--- start SUPPLIED ENTRIES ---

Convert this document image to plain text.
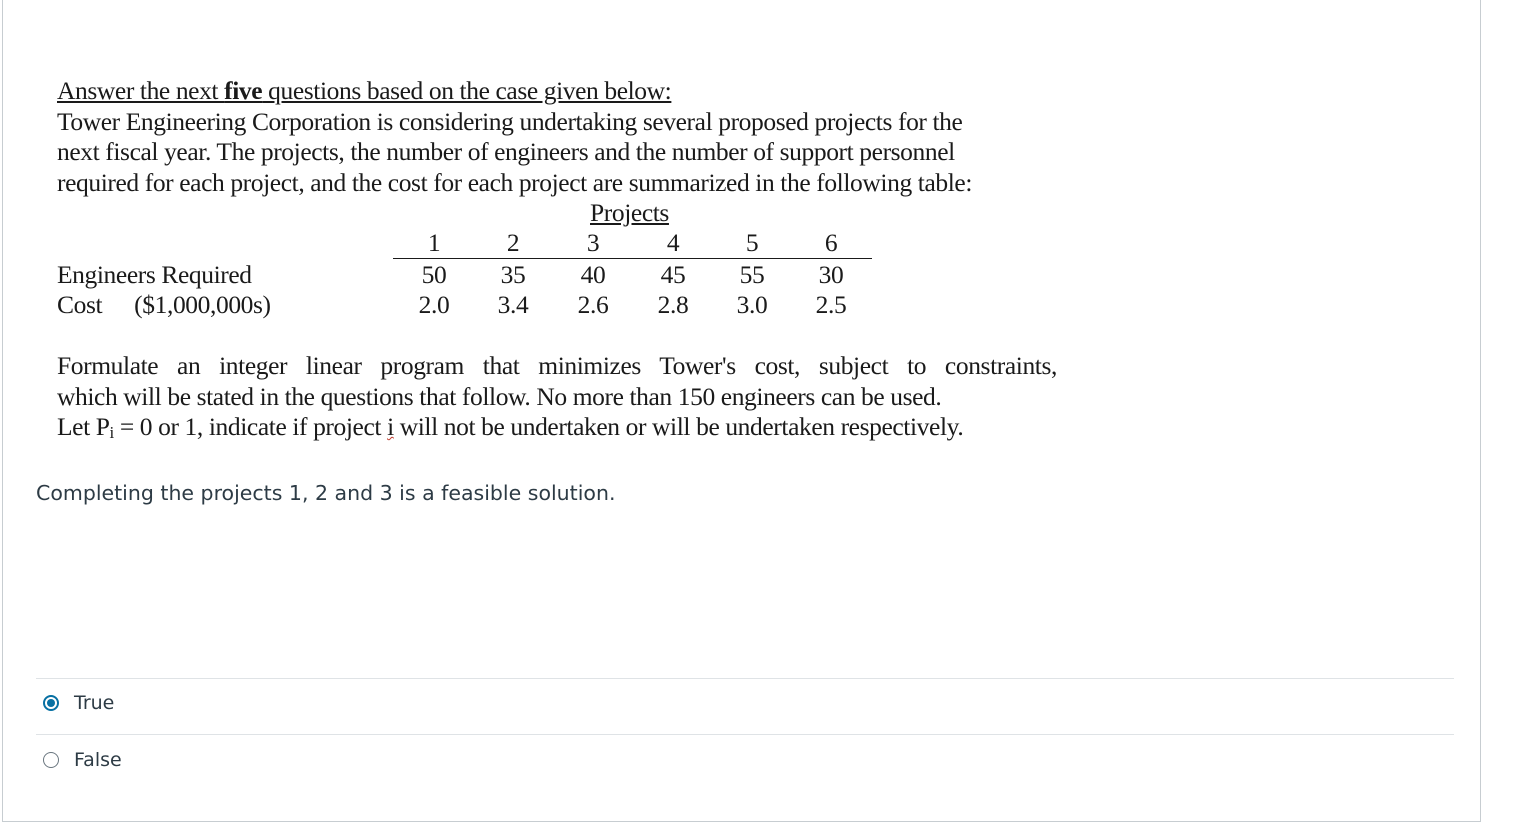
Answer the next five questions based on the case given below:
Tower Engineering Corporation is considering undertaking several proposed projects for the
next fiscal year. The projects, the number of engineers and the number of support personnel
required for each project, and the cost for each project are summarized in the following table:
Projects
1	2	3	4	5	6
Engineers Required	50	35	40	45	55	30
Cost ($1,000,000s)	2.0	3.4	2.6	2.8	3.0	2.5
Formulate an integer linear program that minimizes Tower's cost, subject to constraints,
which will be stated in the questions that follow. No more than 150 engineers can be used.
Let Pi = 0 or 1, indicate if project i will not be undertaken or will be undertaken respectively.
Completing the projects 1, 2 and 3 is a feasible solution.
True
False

--- end SUPPLIED ENTRIES ---

■ **INSTRUCTIONS TO FOLLOW**:
Determine the number of lines in these entries that contain the word "Tower", and write only that number.

■ **WRITTEN ANSWER**:
2